▶ _PROBLEM DETAILS_
Return the records word for word. Any pictures in them are not part of the copy.

▶ _RECORDED DATA_
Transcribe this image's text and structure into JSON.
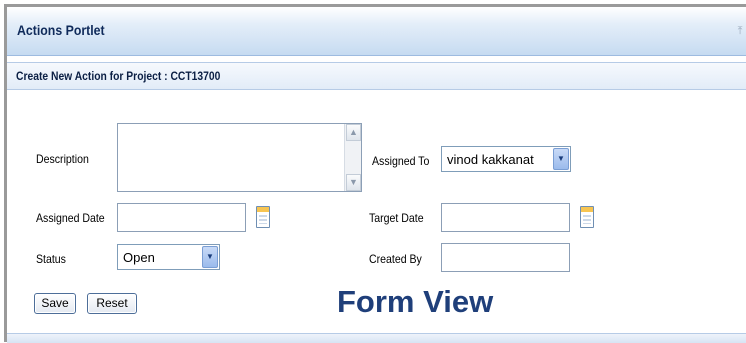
{
  "portlet": {
    "title": "Actions Portlet",
    "subheader": "Create New Action for Project : CCT13700"
  },
  "form": {
    "description_label": "Description",
    "description_value": "",
    "assigned_to_label": "Assigned To",
    "assigned_to_value": "vinod kakkanat",
    "assigned_date_label": "Assigned Date",
    "assigned_date_value": "",
    "target_date_label": "Target Date",
    "target_date_value": "",
    "status_label": "Status",
    "status_value": "Open",
    "created_by_label": "Created By",
    "created_by_value": ""
  },
  "buttons": {
    "save": "Save",
    "reset": "Reset"
  },
  "overlay": {
    "caption": "Form View"
  },
  "icons": {
    "header": "collapse-icon",
    "calendar": "calendar-icon",
    "dropdown": "chevron-down-icon",
    "scroll_up": "arrow-up-icon",
    "scroll_down": "arrow-down-icon"
  },
  "colors": {
    "accent": "#1f3f7a",
    "header_gradient_end": "#c6dbf1",
    "calendar_top": "#f7c552"
  }
}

▶ _RESULT OF THIS TASK_
Transcribe this image's text and structure into JSON.
{
  "portlet": {
    "title": "Actions Portlet",
    "subheader": "Create New Action for Project : CCT13700"
  },
  "form": {
    "description_label": "Description",
    "description_value": "",
    "assigned_to_label": "Assigned To",
    "assigned_to_value": "vinod kakkanat",
    "assigned_date_label": "Assigned Date",
    "assigned_date_value": "",
    "target_date_label": "Target Date",
    "target_date_value": "",
    "status_label": "Status",
    "status_value": "Open",
    "created_by_label": "Created By",
    "created_by_value": ""
  },
  "buttons": {
    "save": "Save",
    "reset": "Reset"
  },
  "overlay": {
    "caption": "Form View"
  },
  "icons": {
    "header": "collapse-icon",
    "calendar": "calendar-icon",
    "dropdown": "chevron-down-icon",
    "scroll_up": "arrow-up-icon",
    "scroll_down": "arrow-down-icon"
  },
  "colors": {
    "accent": "#1f3f7a",
    "header_gradient_end": "#c6dbf1",
    "calendar_top": "#f7c552"
  }
}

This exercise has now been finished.